AIM
Copy the lines below as they are; omit the images they contain.

--------

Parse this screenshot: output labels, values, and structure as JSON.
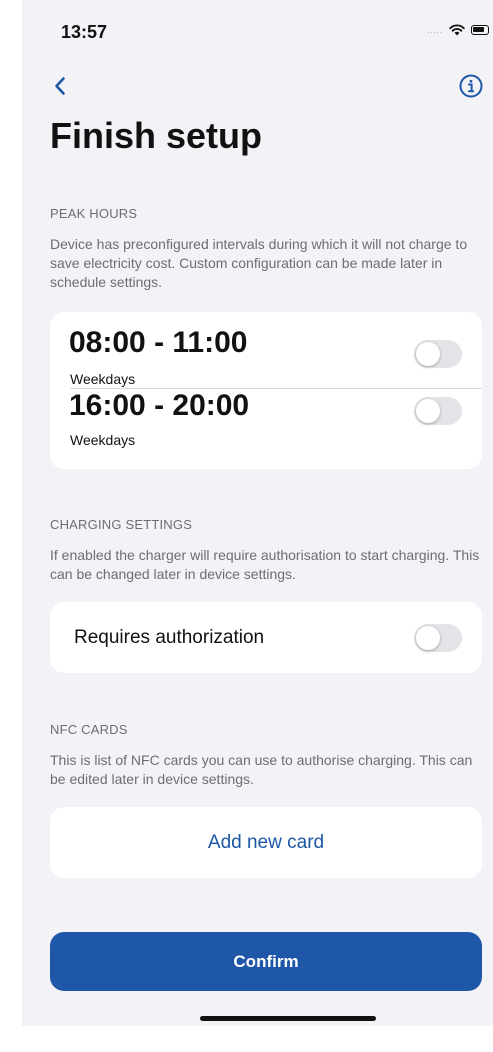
{
  "status_bar": {
    "time": "13:57",
    "signal": "....."
  },
  "nav": {
    "back_icon": "chevron-left-icon",
    "info_icon": "info-circle-icon"
  },
  "page": {
    "title": "Finish setup"
  },
  "peak_hours": {
    "header": "PEAK HOURS",
    "description": "Device has preconfigured intervals during which it will not charge to save electricity cost. Custom configuration can be made later in schedule settings.",
    "intervals": [
      {
        "time": "08:00 - 11:00",
        "days": "Weekdays",
        "enabled": false
      },
      {
        "time": "16:00 - 20:00",
        "days": "Weekdays",
        "enabled": false
      }
    ]
  },
  "charging_settings": {
    "header": "CHARGING SETTINGS",
    "description": "If enabled the charger will require authorisation to start charging. This can be changed later in device settings.",
    "requires_authorization_label": "Requires authorization",
    "requires_authorization_enabled": false
  },
  "nfc_cards": {
    "header": "NFC CARDS",
    "description": "This is list of NFC cards you can use to authorise charging. This can be edited later in device settings.",
    "add_label": "Add new card"
  },
  "confirm_label": "Confirm",
  "colors": {
    "accent": "#1e56a8",
    "background": "#f2f2f7",
    "card": "#ffffff",
    "secondary_text": "#6d6d72"
  }
}
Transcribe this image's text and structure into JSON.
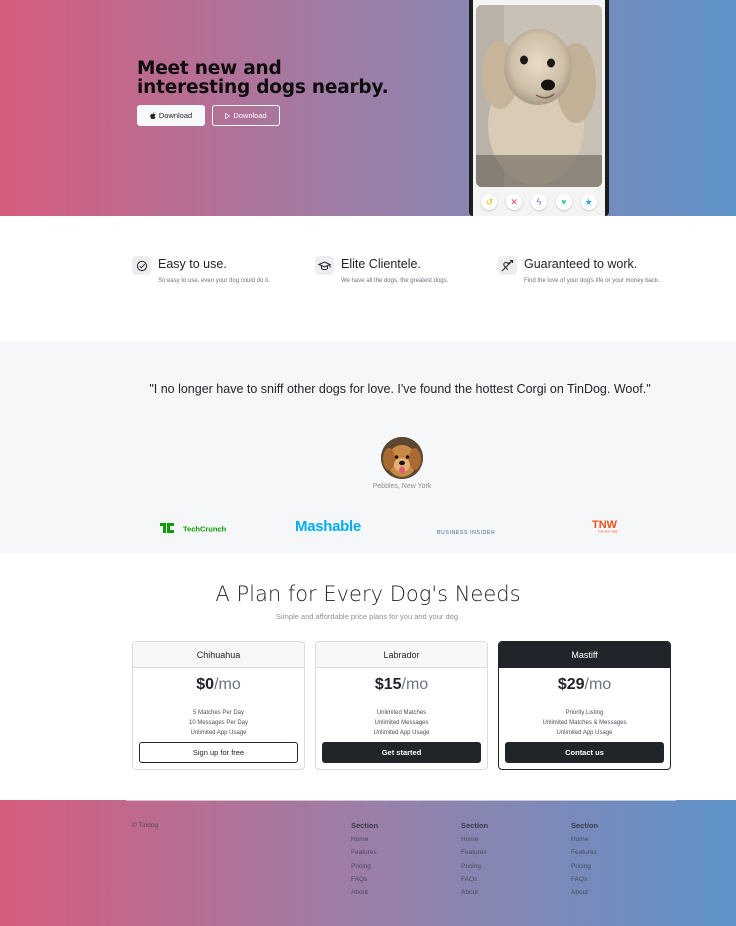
{
  "hero": {
    "headline": "Meet new and interesting dogs nearby.",
    "download_apple_label": "Download",
    "download_play_label": "Download",
    "gradient": [
      "#d65c7e",
      "#5e93c9"
    ]
  },
  "features": [
    {
      "title": "Easy to use.",
      "text": "So easy to use, even your dog could do it.",
      "icon": "check-circle-icon"
    },
    {
      "title": "Elite Clientele.",
      "text": "We have all the dogs, the greatest dogs.",
      "icon": "graduation-cap-icon"
    },
    {
      "title": "Guaranteed to work.",
      "text": "Find the love of your dog's life or your money back.",
      "icon": "heart-arrow-icon"
    }
  ],
  "testimonial": {
    "quote": "\"I no longer have to sniff other dogs for love. I've found the hottest Corgi on TinDog. Woof.\"",
    "cite": "Pebbles, New York"
  },
  "press": {
    "techcrunch": "TechCrunch",
    "mashable": "Mashable",
    "business_insider": "BUSINESS INSIDER",
    "tnw": "TNW",
    "tnw_sub": "THE NEXT WEB"
  },
  "pricing": {
    "title": "A Plan for Every Dog's Needs",
    "subtitle": "Simple and affordable price plans for you and your dog.",
    "plans": [
      {
        "name": "Chihuahua",
        "price": "$0",
        "per": "/mo",
        "features": [
          "5 Matches Per Day",
          "10 Messages Per Day",
          "Unlimited App Usage"
        ],
        "cta": "Sign up for free"
      },
      {
        "name": "Labrador",
        "price": "$15",
        "per": "/mo",
        "features": [
          "Unlimited Matches",
          "Unlimited Messages",
          "Unlimited App Usage"
        ],
        "cta": "Get started"
      },
      {
        "name": "Mastiff",
        "price": "$29",
        "per": "/mo",
        "features": [
          "Priority Listing",
          "Unlimited Matches & Messages",
          "Unlimited App Usage"
        ],
        "cta": "Contact us"
      }
    ]
  },
  "footer": {
    "copyright": "© Tindog",
    "columns": [
      {
        "heading": "Section",
        "links": [
          "Home",
          "Features",
          "Pricing",
          "FAQs",
          "About"
        ]
      },
      {
        "heading": "Section",
        "links": [
          "Home",
          "Features",
          "Pricing",
          "FAQs",
          "About"
        ]
      },
      {
        "heading": "Section",
        "links": [
          "Home",
          "Features",
          "Pricing",
          "FAQs",
          "About"
        ]
      }
    ]
  }
}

--------

COMPLETED EXERCISE
Parse this screenshot: output labels, values, and structure as JSON.
{
  "status_bar": {
    "time": "13:57",
    "signal": "....."
  },
  "nav": {
    "back_icon": "chevron-left-icon",
    "info_icon": "info-circle-icon"
  },
  "page": {
    "title": "Finish setup"
  },
  "peak_hours": {
    "header": "PEAK HOURS",
    "description": "Device has preconfigured intervals during which it will not charge to save electricity cost. Custom configuration can be made later in schedule settings.",
    "intervals": [
      {
        "time": "08:00 - 11:00",
        "days": "Weekdays",
        "enabled": false
      },
      {
        "time": "16:00 - 20:00",
        "days": "Weekdays",
        "enabled": false
      }
    ]
  },
  "charging_settings": {
    "header": "CHARGING SETTINGS",
    "description": "If enabled the charger will require authorisation to start charging. This can be changed later in device settings.",
    "requires_authorization_label": "Requires authorization",
    "requires_authorization_enabled": false
  },
  "nfc_cards": {
    "header": "NFC CARDS",
    "description": "This is list of NFC cards you can use to authorise charging. This can be edited later in device settings.",
    "add_label": "Add new card"
  },
  "confirm_label": "Confirm",
  "colors": {
    "accent": "#1e56a8",
    "background": "#f2f2f7",
    "card": "#ffffff",
    "secondary_text": "#6d6d72"
  }
}
Transcribe this image's text and structure into JSON.
{
  "hero": {
    "headline": "Meet new and interesting dogs nearby.",
    "download_apple_label": "Download",
    "download_play_label": "Download",
    "gradient": [
      "#d65c7e",
      "#5e93c9"
    ]
  },
  "features": [
    {
      "title": "Easy to use.",
      "text": "So easy to use, even your dog could do it.",
      "icon": "check-circle-icon"
    },
    {
      "title": "Elite Clientele.",
      "text": "We have all the dogs, the greatest dogs.",
      "icon": "graduation-cap-icon"
    },
    {
      "title": "Guaranteed to work.",
      "text": "Find the love of your dog's life or your money back.",
      "icon": "heart-arrow-icon"
    }
  ],
  "testimonial": {
    "quote": "\"I no longer have to sniff other dogs for love. I've found the hottest Corgi on TinDog. Woof.\"",
    "cite": "Pebbles, New York"
  },
  "press": {
    "techcrunch": "TechCrunch",
    "mashable": "Mashable",
    "business_insider": "BUSINESS INSIDER",
    "tnw": "TNW",
    "tnw_sub": "THE NEXT WEB"
  },
  "pricing": {
    "title": "A Plan for Every Dog's Needs",
    "subtitle": "Simple and affordable price plans for you and your dog.",
    "plans": [
      {
        "name": "Chihuahua",
        "price": "$0",
        "per": "/mo",
        "features": [
          "5 Matches Per Day",
          "10 Messages Per Day",
          "Unlimited App Usage"
        ],
        "cta": "Sign up for free"
      },
      {
        "name": "Labrador",
        "price": "$15",
        "per": "/mo",
        "features": [
          "Unlimited Matches",
          "Unlimited Messages",
          "Unlimited App Usage"
        ],
        "cta": "Get started"
      },
      {
        "name": "Mastiff",
        "price": "$29",
        "per": "/mo",
        "features": [
          "Priority Listing",
          "Unlimited Matches & Messages",
          "Unlimited App Usage"
        ],
        "cta": "Contact us"
      }
    ]
  },
  "footer": {
    "copyright": "© Tindog",
    "columns": [
      {
        "heading": "Section",
        "links": [
          "Home",
          "Features",
          "Pricing",
          "FAQs",
          "About"
        ]
      },
      {
        "heading": "Section",
        "links": [
          "Home",
          "Features",
          "Pricing",
          "FAQs",
          "About"
        ]
      },
      {
        "heading": "Section",
        "links": [
          "Home",
          "Features",
          "Pricing",
          "FAQs",
          "About"
        ]
      }
    ]
  }
}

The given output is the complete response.